Records from a dataset

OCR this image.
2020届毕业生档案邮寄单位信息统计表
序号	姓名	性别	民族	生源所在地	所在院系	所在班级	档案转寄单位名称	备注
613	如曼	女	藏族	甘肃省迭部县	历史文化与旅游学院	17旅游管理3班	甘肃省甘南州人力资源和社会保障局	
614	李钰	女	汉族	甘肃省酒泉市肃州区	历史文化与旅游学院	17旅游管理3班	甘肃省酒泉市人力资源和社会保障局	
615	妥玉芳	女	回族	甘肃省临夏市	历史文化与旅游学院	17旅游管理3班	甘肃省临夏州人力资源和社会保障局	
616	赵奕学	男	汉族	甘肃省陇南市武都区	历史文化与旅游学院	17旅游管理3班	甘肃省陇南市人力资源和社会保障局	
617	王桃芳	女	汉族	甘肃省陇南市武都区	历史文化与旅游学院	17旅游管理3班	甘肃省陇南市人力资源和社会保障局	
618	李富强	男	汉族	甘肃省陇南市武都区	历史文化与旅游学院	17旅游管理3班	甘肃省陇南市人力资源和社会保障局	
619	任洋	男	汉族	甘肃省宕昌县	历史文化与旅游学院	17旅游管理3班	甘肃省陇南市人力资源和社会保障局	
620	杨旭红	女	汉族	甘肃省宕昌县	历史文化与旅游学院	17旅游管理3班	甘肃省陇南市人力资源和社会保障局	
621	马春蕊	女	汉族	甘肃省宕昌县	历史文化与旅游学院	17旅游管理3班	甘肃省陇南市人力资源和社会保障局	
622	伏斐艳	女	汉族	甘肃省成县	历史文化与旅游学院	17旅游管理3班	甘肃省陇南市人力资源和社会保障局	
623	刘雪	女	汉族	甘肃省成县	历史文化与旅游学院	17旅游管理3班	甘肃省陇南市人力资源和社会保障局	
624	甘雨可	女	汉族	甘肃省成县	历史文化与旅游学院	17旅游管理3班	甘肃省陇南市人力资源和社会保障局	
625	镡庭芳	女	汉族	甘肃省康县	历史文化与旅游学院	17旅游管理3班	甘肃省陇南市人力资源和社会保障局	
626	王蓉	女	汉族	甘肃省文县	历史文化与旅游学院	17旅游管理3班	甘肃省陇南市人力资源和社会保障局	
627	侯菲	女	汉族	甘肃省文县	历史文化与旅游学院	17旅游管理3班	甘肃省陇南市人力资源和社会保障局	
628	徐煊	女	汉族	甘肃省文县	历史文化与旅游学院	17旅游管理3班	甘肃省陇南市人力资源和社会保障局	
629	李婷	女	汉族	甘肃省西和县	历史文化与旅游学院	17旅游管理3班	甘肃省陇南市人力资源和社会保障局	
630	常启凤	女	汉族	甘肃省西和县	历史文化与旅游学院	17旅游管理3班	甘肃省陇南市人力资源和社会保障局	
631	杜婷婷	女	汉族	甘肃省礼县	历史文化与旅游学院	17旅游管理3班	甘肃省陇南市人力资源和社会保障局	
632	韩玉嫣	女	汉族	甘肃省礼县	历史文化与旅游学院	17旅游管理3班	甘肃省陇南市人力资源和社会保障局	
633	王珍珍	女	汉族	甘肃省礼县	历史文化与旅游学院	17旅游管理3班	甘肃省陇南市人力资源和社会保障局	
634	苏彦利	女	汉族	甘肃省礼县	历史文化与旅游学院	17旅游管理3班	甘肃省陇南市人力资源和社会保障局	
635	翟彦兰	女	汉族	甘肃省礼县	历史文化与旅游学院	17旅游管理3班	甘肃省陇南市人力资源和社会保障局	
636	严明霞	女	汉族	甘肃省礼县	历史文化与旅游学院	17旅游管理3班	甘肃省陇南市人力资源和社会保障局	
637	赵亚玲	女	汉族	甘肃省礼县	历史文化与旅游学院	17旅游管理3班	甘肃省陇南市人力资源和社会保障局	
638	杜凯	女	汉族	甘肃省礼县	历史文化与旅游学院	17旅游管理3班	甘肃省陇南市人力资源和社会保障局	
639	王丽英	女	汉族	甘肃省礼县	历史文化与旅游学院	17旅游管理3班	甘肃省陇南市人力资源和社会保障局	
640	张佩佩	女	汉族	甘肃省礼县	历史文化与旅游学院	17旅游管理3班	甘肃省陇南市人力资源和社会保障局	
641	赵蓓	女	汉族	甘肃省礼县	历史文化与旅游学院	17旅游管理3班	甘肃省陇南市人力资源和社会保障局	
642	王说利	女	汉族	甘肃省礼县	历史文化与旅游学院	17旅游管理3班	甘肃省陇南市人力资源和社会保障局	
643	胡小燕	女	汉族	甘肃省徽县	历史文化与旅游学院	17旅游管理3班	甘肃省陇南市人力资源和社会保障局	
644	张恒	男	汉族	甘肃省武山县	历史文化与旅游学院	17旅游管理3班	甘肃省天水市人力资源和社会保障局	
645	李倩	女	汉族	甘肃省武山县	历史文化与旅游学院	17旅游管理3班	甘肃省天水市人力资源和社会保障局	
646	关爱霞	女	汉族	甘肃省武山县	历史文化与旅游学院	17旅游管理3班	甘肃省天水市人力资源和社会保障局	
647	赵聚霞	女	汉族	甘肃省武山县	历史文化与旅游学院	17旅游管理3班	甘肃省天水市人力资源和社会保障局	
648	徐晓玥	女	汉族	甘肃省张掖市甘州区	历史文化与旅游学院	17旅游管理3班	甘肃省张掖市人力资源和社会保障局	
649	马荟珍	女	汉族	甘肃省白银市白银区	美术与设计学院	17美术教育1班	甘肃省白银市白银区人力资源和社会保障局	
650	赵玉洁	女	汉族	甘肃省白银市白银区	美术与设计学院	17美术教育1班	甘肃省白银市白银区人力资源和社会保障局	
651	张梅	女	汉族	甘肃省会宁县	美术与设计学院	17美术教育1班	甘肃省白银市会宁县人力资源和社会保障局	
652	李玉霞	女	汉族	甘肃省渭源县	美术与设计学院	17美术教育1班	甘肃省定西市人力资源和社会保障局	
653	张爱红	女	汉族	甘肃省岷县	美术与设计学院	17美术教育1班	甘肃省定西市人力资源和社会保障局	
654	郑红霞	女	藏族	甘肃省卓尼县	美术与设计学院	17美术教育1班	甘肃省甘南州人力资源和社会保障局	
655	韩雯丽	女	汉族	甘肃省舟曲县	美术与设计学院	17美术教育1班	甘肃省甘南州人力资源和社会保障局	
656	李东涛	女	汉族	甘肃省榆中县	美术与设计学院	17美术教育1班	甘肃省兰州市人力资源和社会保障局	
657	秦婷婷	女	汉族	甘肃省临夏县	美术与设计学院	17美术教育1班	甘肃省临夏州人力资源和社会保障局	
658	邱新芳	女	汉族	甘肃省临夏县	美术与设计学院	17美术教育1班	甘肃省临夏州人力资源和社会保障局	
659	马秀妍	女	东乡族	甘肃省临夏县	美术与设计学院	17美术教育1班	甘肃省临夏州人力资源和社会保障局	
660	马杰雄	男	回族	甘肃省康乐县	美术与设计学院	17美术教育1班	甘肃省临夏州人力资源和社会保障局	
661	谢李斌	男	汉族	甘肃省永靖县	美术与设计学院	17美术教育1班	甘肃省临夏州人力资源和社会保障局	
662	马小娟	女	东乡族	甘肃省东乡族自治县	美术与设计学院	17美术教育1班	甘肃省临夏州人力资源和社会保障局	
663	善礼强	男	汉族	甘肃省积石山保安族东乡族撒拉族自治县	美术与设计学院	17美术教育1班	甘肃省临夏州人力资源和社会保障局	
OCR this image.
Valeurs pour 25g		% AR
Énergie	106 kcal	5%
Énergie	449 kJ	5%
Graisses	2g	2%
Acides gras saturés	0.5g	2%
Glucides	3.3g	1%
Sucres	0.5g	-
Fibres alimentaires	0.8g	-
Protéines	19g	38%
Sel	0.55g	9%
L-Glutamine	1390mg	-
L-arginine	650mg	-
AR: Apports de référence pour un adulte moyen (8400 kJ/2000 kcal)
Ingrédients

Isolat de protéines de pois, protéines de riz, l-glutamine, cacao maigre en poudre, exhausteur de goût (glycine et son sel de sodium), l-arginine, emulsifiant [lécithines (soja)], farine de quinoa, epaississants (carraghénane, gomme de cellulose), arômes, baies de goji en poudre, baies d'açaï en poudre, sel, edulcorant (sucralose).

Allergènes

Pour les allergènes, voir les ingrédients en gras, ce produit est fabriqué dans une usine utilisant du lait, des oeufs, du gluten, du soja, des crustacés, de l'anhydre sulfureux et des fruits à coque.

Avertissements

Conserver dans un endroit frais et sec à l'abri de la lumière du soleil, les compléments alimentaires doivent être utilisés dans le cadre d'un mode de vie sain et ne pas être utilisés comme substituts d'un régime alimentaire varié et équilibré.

- [EXERCISE DIRECTIONS]
From the listing, tally every line with the word "甘肃省白银市白银区人力资源和社会保障局" in it and give only the tally.

- [RESPONSE TO THIS EXERCISE]
2